**Set exercise**: Restate the entries word for word, omitting nothing.
━━ Rows
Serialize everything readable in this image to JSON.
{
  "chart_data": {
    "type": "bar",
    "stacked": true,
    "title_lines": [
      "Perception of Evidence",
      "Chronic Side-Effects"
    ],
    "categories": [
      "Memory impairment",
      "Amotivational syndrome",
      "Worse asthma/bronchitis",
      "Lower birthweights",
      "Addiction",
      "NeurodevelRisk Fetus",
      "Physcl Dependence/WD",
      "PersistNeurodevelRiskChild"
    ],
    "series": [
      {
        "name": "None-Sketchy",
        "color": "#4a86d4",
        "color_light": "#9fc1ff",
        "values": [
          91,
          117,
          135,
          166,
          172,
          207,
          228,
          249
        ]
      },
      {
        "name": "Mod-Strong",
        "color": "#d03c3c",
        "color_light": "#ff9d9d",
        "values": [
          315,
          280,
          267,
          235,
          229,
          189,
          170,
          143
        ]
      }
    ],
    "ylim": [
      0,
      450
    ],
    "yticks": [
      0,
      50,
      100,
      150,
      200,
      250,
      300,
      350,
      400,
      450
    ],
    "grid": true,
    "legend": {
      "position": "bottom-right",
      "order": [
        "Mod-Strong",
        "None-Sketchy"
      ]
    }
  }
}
━━━━
**Solution to this exercise**:
Serialize everything readable in this image to JSON.
{
  "chart_data": {
    "type": "bar",
    "stacked": true,
    "title_lines": [
      "Perception of Evidence",
      "Chronic Side-Effects"
    ],
    "categories": [
      "Memory impairment",
      "Amotivational syndrome",
      "Worse asthma/bronchitis",
      "Lower birthweights",
      "Addiction",
      "NeurodevelRisk Fetus",
      "Physcl Dependence/WD",
      "PersistNeurodevelRiskChild"
    ],
    "series": [
      {
        "name": "None-Sketchy",
        "color": "#4a86d4",
        "color_light": "#9fc1ff",
        "values": [
          91,
          117,
          135,
          166,
          172,
          207,
          228,
          249
        ]
      },
      {
        "name": "Mod-Strong",
        "color": "#d03c3c",
        "color_light": "#ff9d9d",
        "values": [
          315,
          280,
          267,
          235,
          229,
          189,
          170,
          143
        ]
      }
    ],
    "ylim": [
      0,
      450
    ],
    "yticks": [
      0,
      50,
      100,
      150,
      200,
      250,
      300,
      350,
      400,
      450
    ],
    "grid": true,
    "legend": {
      "position": "bottom-right",
      "order": [
        "Mod-Strong",
        "None-Sketchy"
      ]
    }
  }
}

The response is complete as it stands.